-- START OF Data supplied --
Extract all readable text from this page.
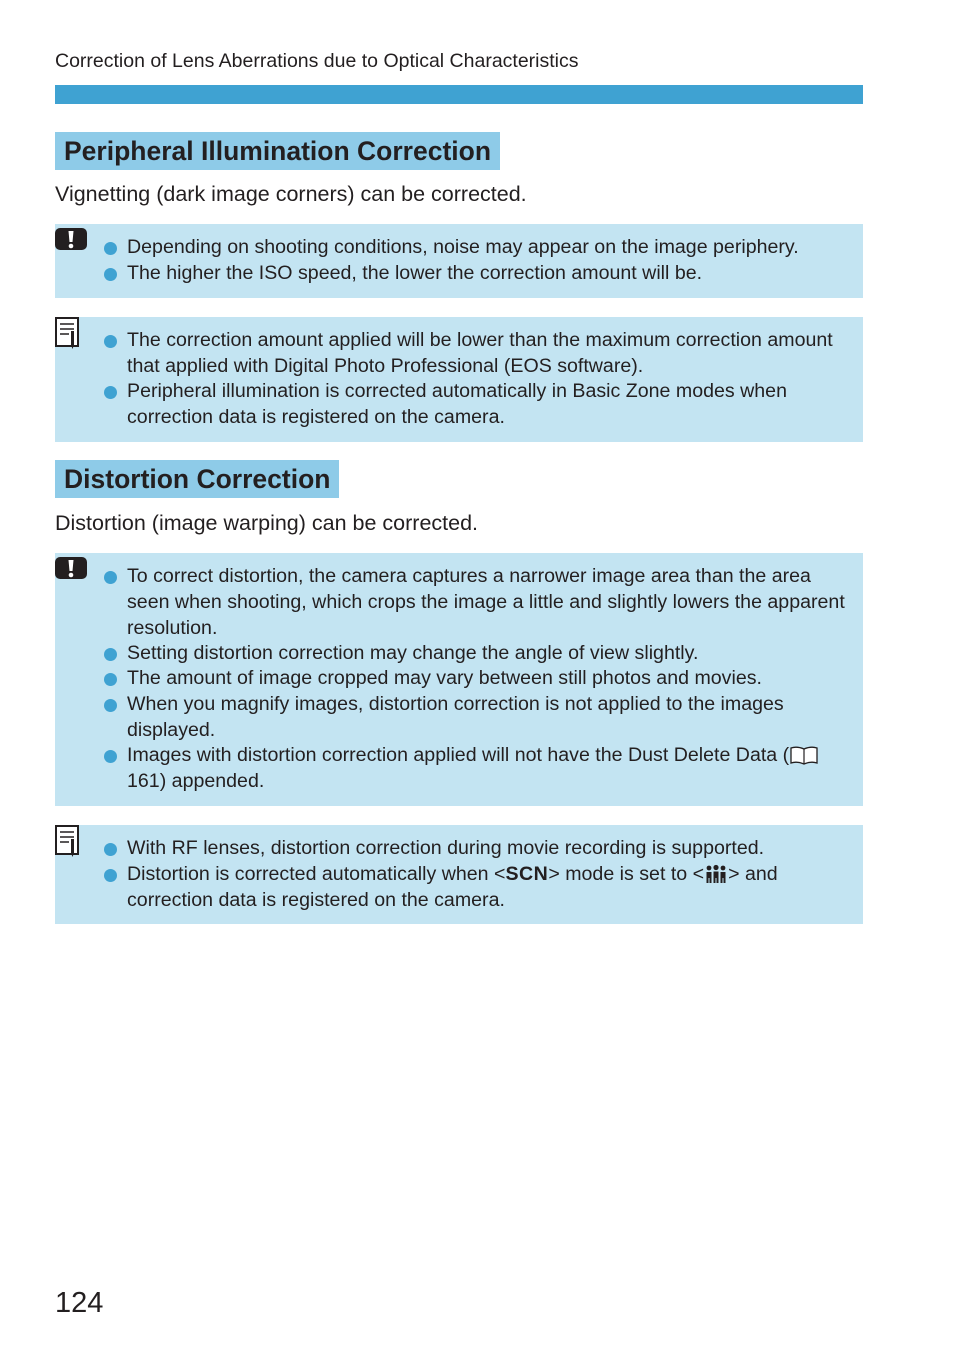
Correction of Lens Aberrations due to Optical Characteristics
Peripheral Illumination Correction
Vignetting (dark image corners) can be corrected.
Depending on shooting conditions, noise may appear on the image periphery.
The higher the ISO speed, the lower the correction amount will be.
The correction amount applied will be lower than the maximum correction amount that applied with Digital Photo Professional (EOS software).
Peripheral illumination is corrected automatically in Basic Zone modes when correction data is registered on the camera.
Distortion Correction
Distortion (image warping) can be corrected.
To correct distortion, the camera captures a narrower image area than the area seen when shooting, which crops the image a little and slightly lowers the apparent resolution.
Setting distortion correction may change the angle of view slightly.
The amount of image cropped may vary between still photos and movies.
When you magnify images, distortion correction is not applied to the images displayed.
Images with distortion correction applied will not have the Dust Delete Data (161) appended.
With RF lenses, distortion correction during movie recording is supported.
Distortion is corrected automatically when <SCN> mode is set to < > and correction data is registered on the camera.
124
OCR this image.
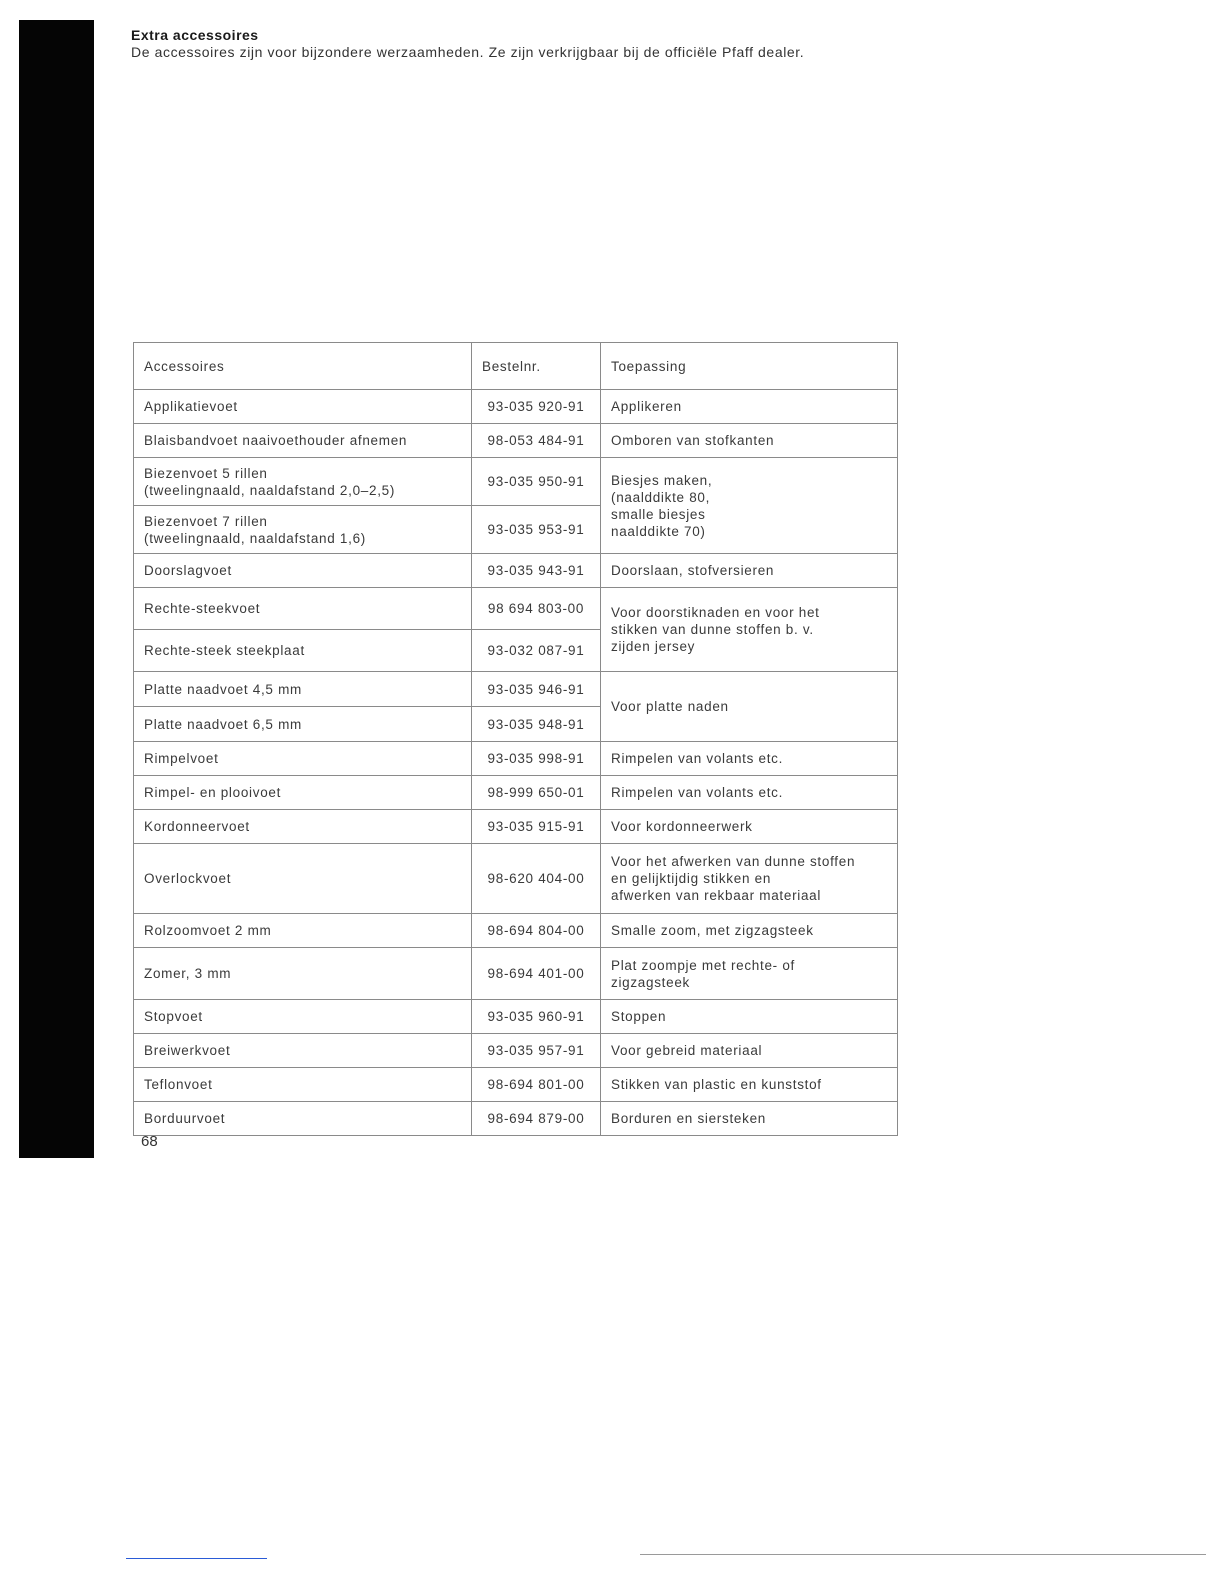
Extra accessoires
De accessoires zijn voor bijzondere werzaamheden. Ze zijn verkrijgbaar bij de officiële Pfaff dealer.
Accessoires	Bestelnr.	Toepassing
Applikatievoet	93-035 920-91	Applikeren
Blaisbandvoet naaivoethouder afnemen	98-053 484-91	Omboren van stofkanten
Biezenvoet 5 rillen
(tweelingnaald, naaldafstand 2,0–2,5)	93-035 950-91	Biesjes maken,
(naalddikte 80,
smalle biesjes
naalddikte 70)
Biezenvoet 7 rillen
(tweelingnaald, naaldafstand 1,6)	93-035 953-91	
Doorslagvoet	93-035 943-91	Doorslaan, stofversieren
Rechte-steekvoet	98 694 803-00	Voor doorstiknaden en voor het
stikken van dunne stoffen b. v.
zijden jersey
Rechte-steek steekplaat	93-032 087-91	
Platte naadvoet 4,5 mm	93-035 946-91	Voor platte naden
Platte naadvoet 6,5 mm	93-035 948-91	
Rimpelvoet	93-035 998-91	Rimpelen van volants etc.
Rimpel- en plooivoet	98-999 650-01	Rimpelen van volants etc.
Kordonneervoet	93-035 915-91	Voor kordonneerwerk
Overlockvoet	98-620 404-00	Voor het afwerken van dunne stoffen
en gelijktijdig stikken en
afwerken van rekbaar materiaal
Rolzoomvoet 2 mm	98-694 804-00	Smalle zoom, met zigzagsteek
Zomer, 3 mm	98-694 401-00	Plat zoompje met rechte- of
zigzagsteek
Stopvoet	93-035 960-91	Stoppen
Breiwerkvoet	93-035 957-91	Voor gebreid materiaal
Teflonvoet	98-694 801-00	Stikken van plastic en kunststof
Borduurvoet	98-694 879-00	Borduren en siersteken
68
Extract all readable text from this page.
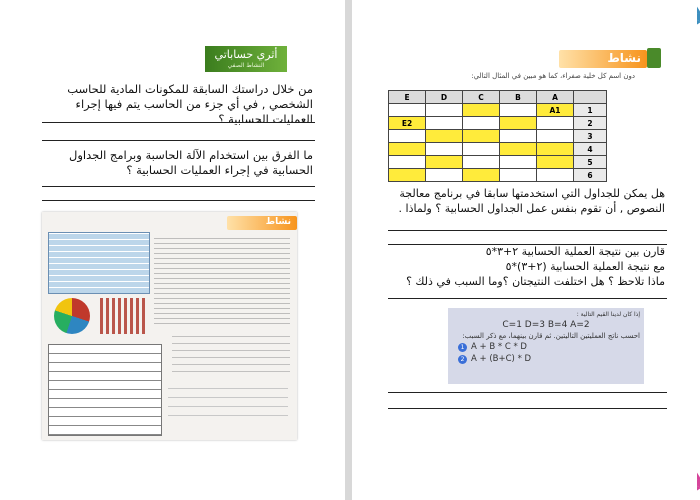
أثري حساباتي
النشاط الصفي
من خلال دراستك السابقة للمكونات المادية للحاسب الشخصي , في أي جزء من الحاسب يتم فيها إجراء العمليات الحسابية ؟
ما الفرق بين استخدام الآلة الحاسبة وبرامج الجداول الحسابية في إجراء العمليات الحسابية ؟
نشاط
نشاط
دون اسم كل خلية صفراء، كما هو مبين في المثال التالي:
E	D	C	B	A	
				A1	1
E2					2
					3
					4
					5
					6
هل يمكن للجداول التي استخدمتها سابقا في برنامج معالجة النصوص , أن تقوم بنفس عمل الجداول الحسابية ؟ ولماذا .
قارن بين نتيجة العملية الحسابية ٢+٣*٥
مع نتيجة العملية الحسابية (٢+٣)*٥
ماذا تلاحظ ؟ هل اختلفت النتيجتان ؟وما السبب في ذلك ؟
إذا كان لدينا القيم التالية :
C=1 D=3 B=4 A=2
احسب ناتج العمليتين التاليتين. ثم قارن بينهما، مع ذكر السبب:
1 A + B * C * D
2 A + (B+C) * D
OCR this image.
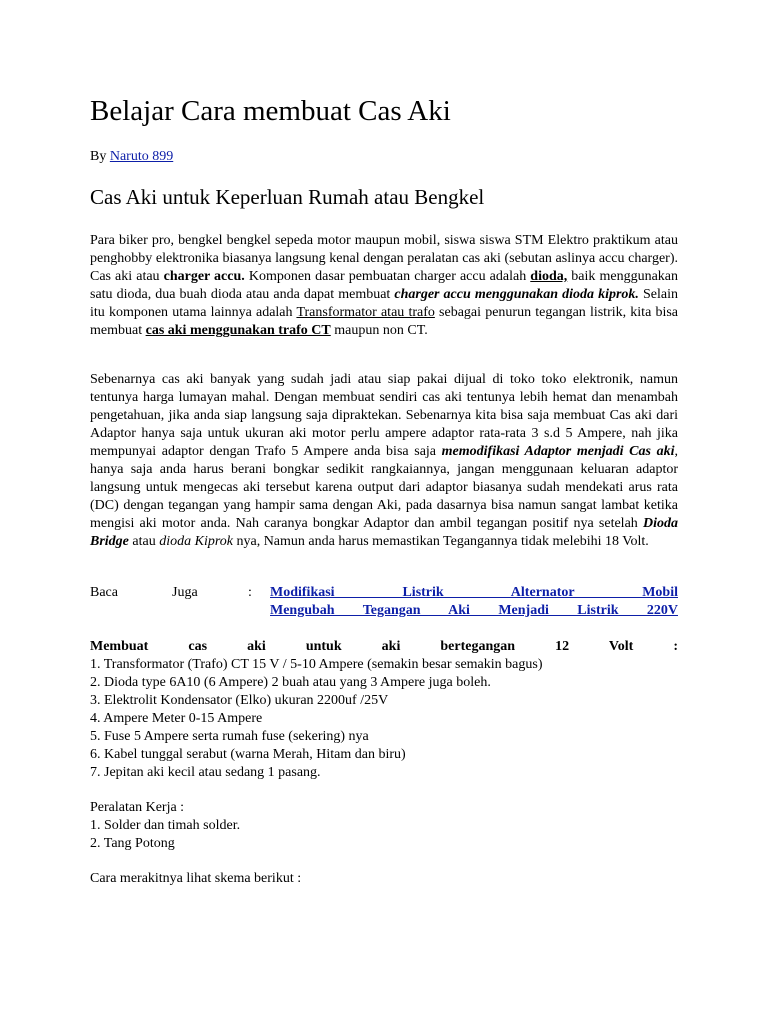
Belajar Cara membuat Cas Aki
By Naruto 899
Cas Aki untuk Keperluan Rumah atau Bengkel
Para biker pro, bengkel bengkel sepeda motor maupun mobil, siswa siswa STM Elektro praktikum atau penghobby elektronika biasanya langsung kenal dengan peralatan cas aki (sebutan aslinya accu charger). Cas aki atau charger accu. Komponen dasar pembuatan charger accu adalah dioda, baik menggunakan satu dioda, dua buah dioda atau anda dapat membuat charger accu menggunakan dioda kiprok. Selain itu komponen utama lainnya adalah Transformator atau trafo sebagai penurun tegangan listrik, kita bisa membuat cas aki menggunakan trafo CT maupun non CT.
Sebenarnya cas aki banyak yang sudah jadi atau siap pakai dijual di toko toko elektronik, namun tentunya harga lumayan mahal. Dengan membuat sendiri cas aki tentunya lebih hemat dan menambah pengetahuan, jika anda siap langsung saja dipraktekan. Sebenarnya kita bisa saja membuat Cas aki dari Adaptor hanya saja untuk ukuran aki motor perlu ampere adaptor rata-rata 3 s.d 5 Ampere, nah jika mempunyai adaptor dengan Trafo 5 Ampere anda bisa saja memodifikasi Adaptor menjadi Cas aki, hanya saja anda harus berani bongkar sedikit rangkaiannya, jangan menggunaan keluaran adaptor langsung untuk mengecas aki tersebut karena output dari adaptor biasanya sudah mendekati arus rata (DC) dengan tegangan yang hampir sama dengan Aki, pada dasarnya bisa namun sangat lambat ketika mengisi aki motor anda. Nah caranya bongkar Adaptor dan ambil tegangan positif nya setelah Dioda Bridge atau dioda Kiprok nya, Namun anda harus memastikan Tegangannya tidak melebihi 18 Volt.
Baca	Juga	: Modifikasi Listrik Alternator Mobil
Mengubah Tegangan Aki Menjadi Listrik 220V
Membuat cas aki untuk aki bertegangan 12 Volt :
1. Transformator (Trafo) CT 15 V / 5-10 Ampere (semakin besar semakin bagus)
2. Dioda type 6A10 (6 Ampere) 2 buah atau yang 3 Ampere juga boleh.
3. Elektrolit Kondensator (Elko) ukuran 2200uf /25V
4. Ampere Meter 0-15 Ampere
5. Fuse 5 Ampere serta rumah fuse (sekering) nya
6. Kabel tunggal serabut (warna Merah, Hitam dan biru)
7. Jepitan aki kecil atau sedang 1 pasang.
Peralatan Kerja :
1. Solder dan timah solder.
2. Tang Potong
Cara merakitnya lihat skema berikut :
-- END OF Data supplied --
» Task to carry out
List all lines where "zigzagsteek" occurs.

» Final result
Rolzoomvoet 2 mm	98-694 804-00	Smalle zoom, met zigzagsteek
zigzagsteek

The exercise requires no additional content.